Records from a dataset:
::::::

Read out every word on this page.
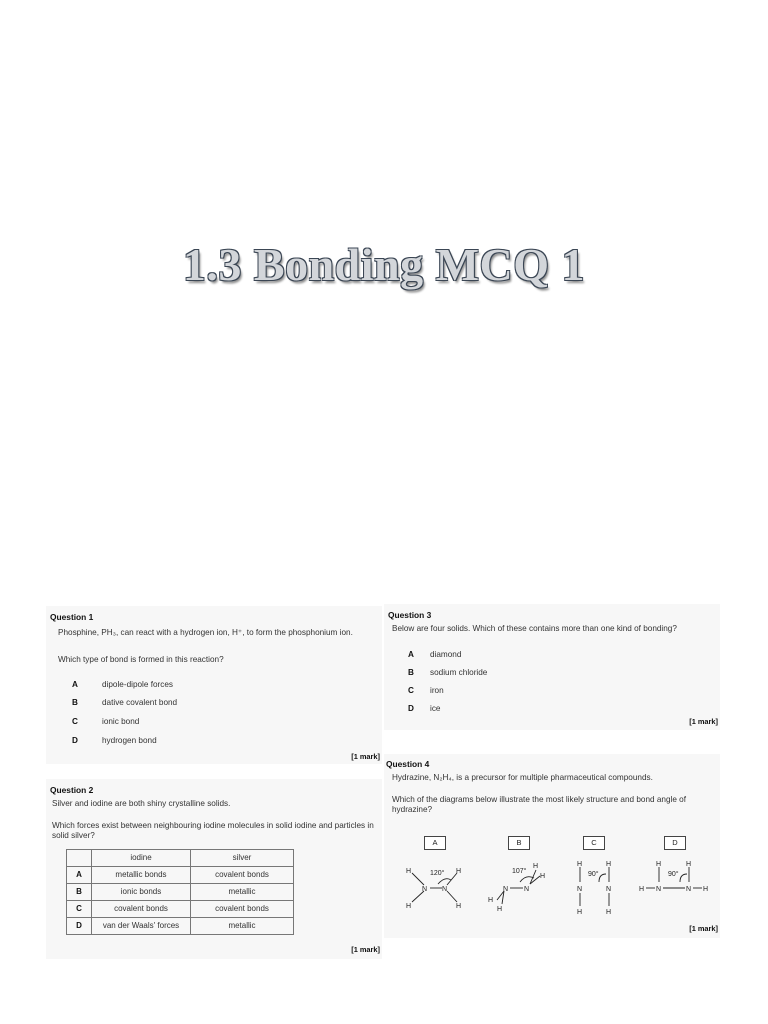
1.3 Bonding MCQ 1
Question 1
Phosphine, PH₃, can react with a hydrogen ion, H⁺, to form the phosphonium ion.
Which type of bond is formed in this reaction?
A	dipole-dipole forces
B	dative covalent bond
C	ionic bond
D	hydrogen bond
[1 mark]
Question 2
Silver and iodine are both shiny crystalline solids.
Which forces exist between neighbouring iodine molecules in solid iodine and particles in solid silver?
	iodine	silver
A	metallic bonds	covalent bonds
B	ionic bonds	metallic
C	covalent bonds	covalent bonds
D	van der Waals' forces	metallic
[1 mark]
Question 3
Below are four solids. Which of these contains more than one kind of bonding?
A diamond
B sodium chloride
C iron
D ice
[1 mark]
Question 4
Hydrazine, N₂H₄, is a precursor for multiple pharmaceutical compounds.
Which of the diagrams below illustrate the most likely structure and bond angle of hydrazine?
A	B	C	D
H
H
N N
H
H
120°
N N
H
H
H
H
107°
H	H
N	N
H	H
90°
H	H
H N	N H
90°
[1 mark]
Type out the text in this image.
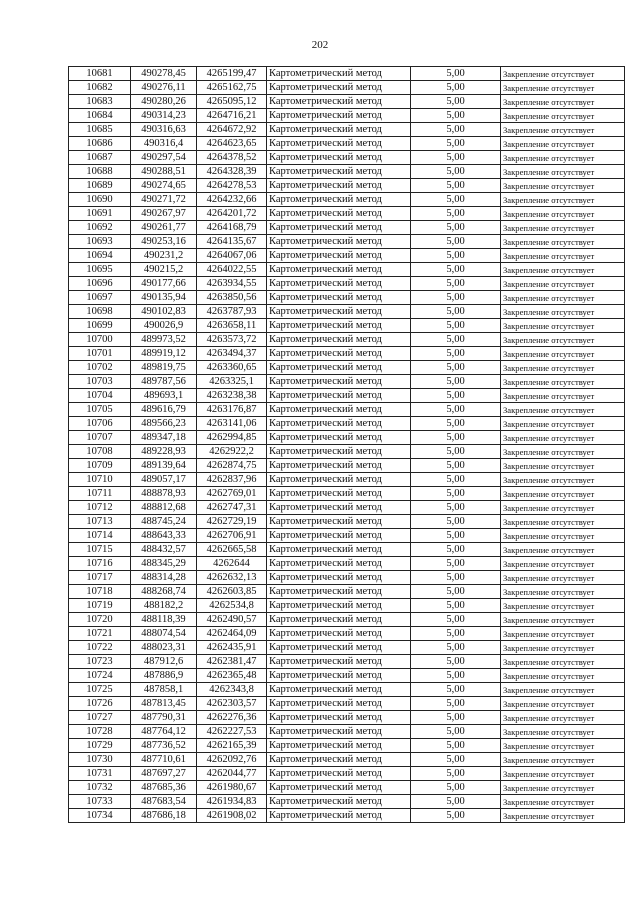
202
10681	490278,45	4265199,47	Картометрический метод	5,00	Закрепление отсутствует
10682	490276,11	4265162,75	Картометрический метод	5,00	Закрепление отсутствует
10683	490280,26	4265095,12	Картометрический метод	5,00	Закрепление отсутствует
10684	490314,23	4264716,21	Картометрический метод	5,00	Закрепление отсутствует
10685	490316,63	4264672,92	Картометрический метод	5,00	Закрепление отсутствует
10686	490316,4	4264623,65	Картометрический метод	5,00	Закрепление отсутствует
10687	490297,54	4264378,52	Картометрический метод	5,00	Закрепление отсутствует
10688	490288,51	4264328,39	Картометрический метод	5,00	Закрепление отсутствует
10689	490274,65	4264278,53	Картометрический метод	5,00	Закрепление отсутствует
10690	490271,72	4264232,66	Картометрический метод	5,00	Закрепление отсутствует
10691	490267,97	4264201,72	Картометрический метод	5,00	Закрепление отсутствует
10692	490261,77	4264168,79	Картометрический метод	5,00	Закрепление отсутствует
10693	490253,16	4264135,67	Картометрический метод	5,00	Закрепление отсутствует
10694	490231,2	4264067,06	Картометрический метод	5,00	Закрепление отсутствует
10695	490215,2	4264022,55	Картометрический метод	5,00	Закрепление отсутствует
10696	490177,66	4263934,55	Картометрический метод	5,00	Закрепление отсутствует
10697	490135,94	4263850,56	Картометрический метод	5,00	Закрепление отсутствует
10698	490102,83	4263787,93	Картометрический метод	5,00	Закрепление отсутствует
10699	490026,9	4263658,11	Картометрический метод	5,00	Закрепление отсутствует
10700	489973,52	4263573,72	Картометрический метод	5,00	Закрепление отсутствует
10701	489919,12	4263494,37	Картометрический метод	5,00	Закрепление отсутствует
10702	489819,75	4263360,65	Картометрический метод	5,00	Закрепление отсутствует
10703	489787,56	4263325,1	Картометрический метод	5,00	Закрепление отсутствует
10704	489693,1	4263238,38	Картометрический метод	5,00	Закрепление отсутствует
10705	489616,79	4263176,87	Картометрический метод	5,00	Закрепление отсутствует
10706	489566,23	4263141,06	Картометрический метод	5,00	Закрепление отсутствует
10707	489347,18	4262994,85	Картометрический метод	5,00	Закрепление отсутствует
10708	489228,93	4262922,2	Картометрический метод	5,00	Закрепление отсутствует
10709	489139,64	4262874,75	Картометрический метод	5,00	Закрепление отсутствует
10710	489057,17	4262837,96	Картометрический метод	5,00	Закрепление отсутствует
10711	488878,93	4262769,01	Картометрический метод	5,00	Закрепление отсутствует
10712	488812,68	4262747,31	Картометрический метод	5,00	Закрепление отсутствует
10713	488745,24	4262729,19	Картометрический метод	5,00	Закрепление отсутствует
10714	488643,33	4262706,91	Картометрический метод	5,00	Закрепление отсутствует
10715	488432,57	4262665,58	Картометрический метод	5,00	Закрепление отсутствует
10716	488345,29	4262644	Картометрический метод	5,00	Закрепление отсутствует
10717	488314,28	4262632,13	Картометрический метод	5,00	Закрепление отсутствует
10718	488268,74	4262603,85	Картометрический метод	5,00	Закрепление отсутствует
10719	488182,2	4262534,8	Картометрический метод	5,00	Закрепление отсутствует
10720	488118,39	4262490,57	Картометрический метод	5,00	Закрепление отсутствует
10721	488074,54	4262464,09	Картометрический метод	5,00	Закрепление отсутствует
10722	488023,31	4262435,91	Картометрический метод	5,00	Закрепление отсутствует
10723	487912,6	4262381,47	Картометрический метод	5,00	Закрепление отсутствует
10724	487886,9	4262365,48	Картометрический метод	5,00	Закрепление отсутствует
10725	487858,1	4262343,8	Картометрический метод	5,00	Закрепление отсутствует
10726	487813,45	4262303,57	Картометрический метод	5,00	Закрепление отсутствует
10727	487790,31	4262276,36	Картометрический метод	5,00	Закрепление отсутствует
10728	487764,12	4262227,53	Картометрический метод	5,00	Закрепление отсутствует
10729	487736,52	4262165,39	Картометрический метод	5,00	Закрепление отсутствует
10730	487710,61	4262092,76	Картометрический метод	5,00	Закрепление отсутствует
10731	487697,27	4262044,77	Картометрический метод	5,00	Закрепление отсутствует
10732	487685,36	4261980,67	Картометрический метод	5,00	Закрепление отсутствует
10733	487683,54	4261934,83	Картометрический метод	5,00	Закрепление отсутствует
10734	487686,18	4261908,02	Картометрический метод	5,00	Закрепление отсутствует
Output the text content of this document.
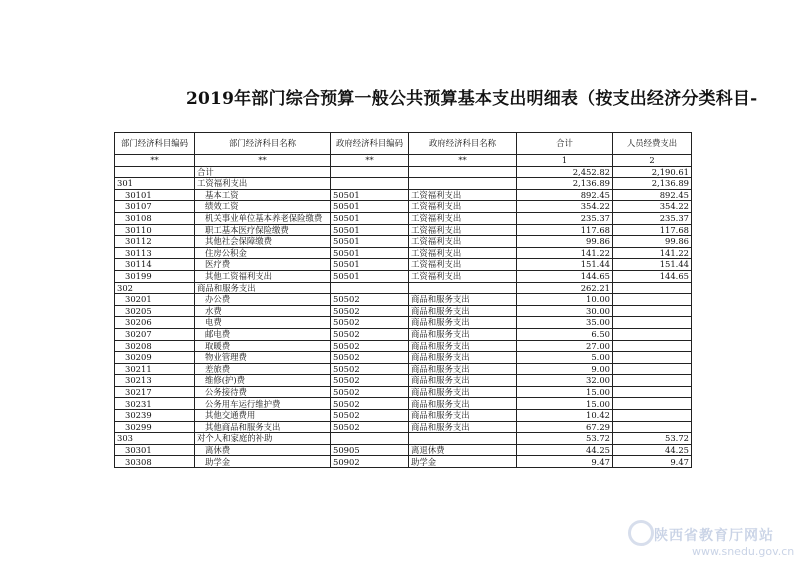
2019年部门综合预算一般公共预算基本支出明细表（按支出经济分类科目-
部门经济科目编码	部门经济科目名称	政府经济科目编码	政府经济科目名称	合计	人员经费支出
**	**	**	**	1	2
	合计			2,452.82	2,190.61
301	工资福利支出			2,136.89	2,136.89
30101	基本工资	50501	工资福利支出	892.45	892.45
30107	绩效工资	50501	工资福利支出	354.22	354.22
30108	机关事业单位基本养老保险缴费	50501	工资福利支出	235.37	235.37
30110	职工基本医疗保险缴费	50501	工资福利支出	117.68	117.68
30112	其他社会保障缴费	50501	工资福利支出	99.86	99.86
30113	住房公积金	50501	工资福利支出	141.22	141.22
30114	医疗费	50501	工资福利支出	151.44	151.44
30199	其他工资福利支出	50501	工资福利支出	144.65	144.65
302	商品和服务支出			262.21	
30201	办公费	50502	商品和服务支出	10.00	
30205	水费	50502	商品和服务支出	30.00	
30206	电费	50502	商品和服务支出	35.00	
30207	邮电费	50502	商品和服务支出	6.50	
30208	取暖费	50502	商品和服务支出	27.00	
30209	物业管理费	50502	商品和服务支出	5.00	
30211	差旅费	50502	商品和服务支出	9.00	
30213	维修(护)费	50502	商品和服务支出	32.00	
30217	公务接待费	50502	商品和服务支出	15.00	
30231	公务用车运行维护费	50502	商品和服务支出	15.00	
30239	其他交通费用	50502	商品和服务支出	10.42	
30299	其他商品和服务支出	50502	商品和服务支出	67.29	
303	对个人和家庭的补助			53.72	53.72
30301	离休费	50905	离退休费	44.25	44.25
30308	助学金	50902	助学金	9.47	9.47
陕西省教育厅网站
www.snedu.gov.cn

::::::

What to produce: Your task is an exact transcription of all the data, minus the pictures.

Exercise answer:
Read out every word on this page.
1.3 Bonding MCQ 1
Question 1
Phosphine, PH₃, can react with a hydrogen ion, H⁺, to form the phosphonium ion.
Which type of bond is formed in this reaction?
A	dipole-dipole forces
B	dative covalent bond
C	ionic bond
D	hydrogen bond
[1 mark]
Question 2
Silver and iodine are both shiny crystalline solids.
Which forces exist between neighbouring iodine molecules in solid iodine and particles in solid silver?
	iodine	silver
A	metallic bonds	covalent bonds
B	ionic bonds	metallic
C	covalent bonds	covalent bonds
D	van der Waals' forces	metallic
[1 mark]
Question 3
Below are four solids. Which of these contains more than one kind of bonding?
A diamond
B sodium chloride
C iron
D ice
[1 mark]
Question 4
Hydrazine, N₂H₄, is a precursor for multiple pharmaceutical compounds.
Which of the diagrams below illustrate the most likely structure and bond angle of hydrazine?
A	B	C	D
H
H
N N
H
H
120°
N N
H
H
H
H
107°
H	H
N	N
H	H
90°
H	H
H N	N H
90°
[1 mark]
Type out the text in this image.
202
10681	490278,45	4265199,47	Картометрический метод	5,00	Закрепление отсутствует
10682	490276,11	4265162,75	Картометрический метод	5,00	Закрепление отсутствует
10683	490280,26	4265095,12	Картометрический метод	5,00	Закрепление отсутствует
10684	490314,23	4264716,21	Картометрический метод	5,00	Закрепление отсутствует
10685	490316,63	4264672,92	Картометрический метод	5,00	Закрепление отсутствует
10686	490316,4	4264623,65	Картометрический метод	5,00	Закрепление отсутствует
10687	490297,54	4264378,52	Картометрический метод	5,00	Закрепление отсутствует
10688	490288,51	4264328,39	Картометрический метод	5,00	Закрепление отсутствует
10689	490274,65	4264278,53	Картометрический метод	5,00	Закрепление отсутствует
10690	490271,72	4264232,66	Картометрический метод	5,00	Закрепление отсутствует
10691	490267,97	4264201,72	Картометрический метод	5,00	Закрепление отсутствует
10692	490261,77	4264168,79	Картометрический метод	5,00	Закрепление отсутствует
10693	490253,16	4264135,67	Картометрический метод	5,00	Закрепление отсутствует
10694	490231,2	4264067,06	Картометрический метод	5,00	Закрепление отсутствует
10695	490215,2	4264022,55	Картометрический метод	5,00	Закрепление отсутствует
10696	490177,66	4263934,55	Картометрический метод	5,00	Закрепление отсутствует
10697	490135,94	4263850,56	Картометрический метод	5,00	Закрепление отсутствует
10698	490102,83	4263787,93	Картометрический метод	5,00	Закрепление отсутствует
10699	490026,9	4263658,11	Картометрический метод	5,00	Закрепление отсутствует
10700	489973,52	4263573,72	Картометрический метод	5,00	Закрепление отсутствует
10701	489919,12	4263494,37	Картометрический метод	5,00	Закрепление отсутствует
10702	489819,75	4263360,65	Картометрический метод	5,00	Закрепление отсутствует
10703	489787,56	4263325,1	Картометрический метод	5,00	Закрепление отсутствует
10704	489693,1	4263238,38	Картометрический метод	5,00	Закрепление отсутствует
10705	489616,79	4263176,87	Картометрический метод	5,00	Закрепление отсутствует
10706	489566,23	4263141,06	Картометрический метод	5,00	Закрепление отсутствует
10707	489347,18	4262994,85	Картометрический метод	5,00	Закрепление отсутствует
10708	489228,93	4262922,2	Картометрический метод	5,00	Закрепление отсутствует
10709	489139,64	4262874,75	Картометрический метод	5,00	Закрепление отсутствует
10710	489057,17	4262837,96	Картометрический метод	5,00	Закрепление отсутствует
10711	488878,93	4262769,01	Картометрический метод	5,00	Закрепление отсутствует
10712	488812,68	4262747,31	Картометрический метод	5,00	Закрепление отсутствует
10713	488745,24	4262729,19	Картометрический метод	5,00	Закрепление отсутствует
10714	488643,33	4262706,91	Картометрический метод	5,00	Закрепление отсутствует
10715	488432,57	4262665,58	Картометрический метод	5,00	Закрепление отсутствует
10716	488345,29	4262644	Картометрический метод	5,00	Закрепление отсутствует
10717	488314,28	4262632,13	Картометрический метод	5,00	Закрепление отсутствует
10718	488268,74	4262603,85	Картометрический метод	5,00	Закрепление отсутствует
10719	488182,2	4262534,8	Картометрический метод	5,00	Закрепление отсутствует
10720	488118,39	4262490,57	Картометрический метод	5,00	Закрепление отсутствует
10721	488074,54	4262464,09	Картометрический метод	5,00	Закрепление отсутствует
10722	488023,31	4262435,91	Картометрический метод	5,00	Закрепление отсутствует
10723	487912,6	4262381,47	Картометрический метод	5,00	Закрепление отсутствует
10724	487886,9	4262365,48	Картометрический метод	5,00	Закрепление отсутствует
10725	487858,1	4262343,8	Картометрический метод	5,00	Закрепление отсутствует
10726	487813,45	4262303,57	Картометрический метод	5,00	Закрепление отсутствует
10727	487790,31	4262276,36	Картометрический метод	5,00	Закрепление отсутствует
10728	487764,12	4262227,53	Картометрический метод	5,00	Закрепление отсутствует
10729	487736,52	4262165,39	Картометрический метод	5,00	Закрепление отсутствует
10730	487710,61	4262092,76	Картометрический метод	5,00	Закрепление отсутствует
10731	487697,27	4262044,77	Картометрический метод	5,00	Закрепление отсутствует
10732	487685,36	4261980,67	Картометрический метод	5,00	Закрепление отсутствует
10733	487683,54	4261934,83	Картометрический метод	5,00	Закрепление отсутствует
10734	487686,18	4261908,02	Картометрический метод	5,00	Закрепление отсутствует
Output the text content of this document.
2019年部门综合预算一般公共预算基本支出明细表（按支出经济分类科目-
部门经济科目编码	部门经济科目名称	政府经济科目编码	政府经济科目名称	合计	人员经费支出
**	**	**	**	1	2
	合计			2,452.82	2,190.61
301	工资福利支出			2,136.89	2,136.89
30101	基本工资	50501	工资福利支出	892.45	892.45
30107	绩效工资	50501	工资福利支出	354.22	354.22
30108	机关事业单位基本养老保险缴费	50501	工资福利支出	235.37	235.37
30110	职工基本医疗保险缴费	50501	工资福利支出	117.68	117.68
30112	其他社会保障缴费	50501	工资福利支出	99.86	99.86
30113	住房公积金	50501	工资福利支出	141.22	141.22
30114	医疗费	50501	工资福利支出	151.44	151.44
30199	其他工资福利支出	50501	工资福利支出	144.65	144.65
302	商品和服务支出			262.21	
30201	办公费	50502	商品和服务支出	10.00	
30205	水费	50502	商品和服务支出	30.00	
30206	电费	50502	商品和服务支出	35.00	
30207	邮电费	50502	商品和服务支出	6.50	
30208	取暖费	50502	商品和服务支出	27.00	
30209	物业管理费	50502	商品和服务支出	5.00	
30211	差旅费	50502	商品和服务支出	9.00	
30213	维修(护)费	50502	商品和服务支出	32.00	
30217	公务接待费	50502	商品和服务支出	15.00	
30231	公务用车运行维护费	50502	商品和服务支出	15.00	
30239	其他交通费用	50502	商品和服务支出	10.42	
30299	其他商品和服务支出	50502	商品和服务支出	67.29	
303	对个人和家庭的补助			53.72	53.72
30301	离休费	50905	离退休费	44.25	44.25
30308	助学金	50902	助学金	9.47	9.47
陕西省教育厅网站
www.snedu.gov.cn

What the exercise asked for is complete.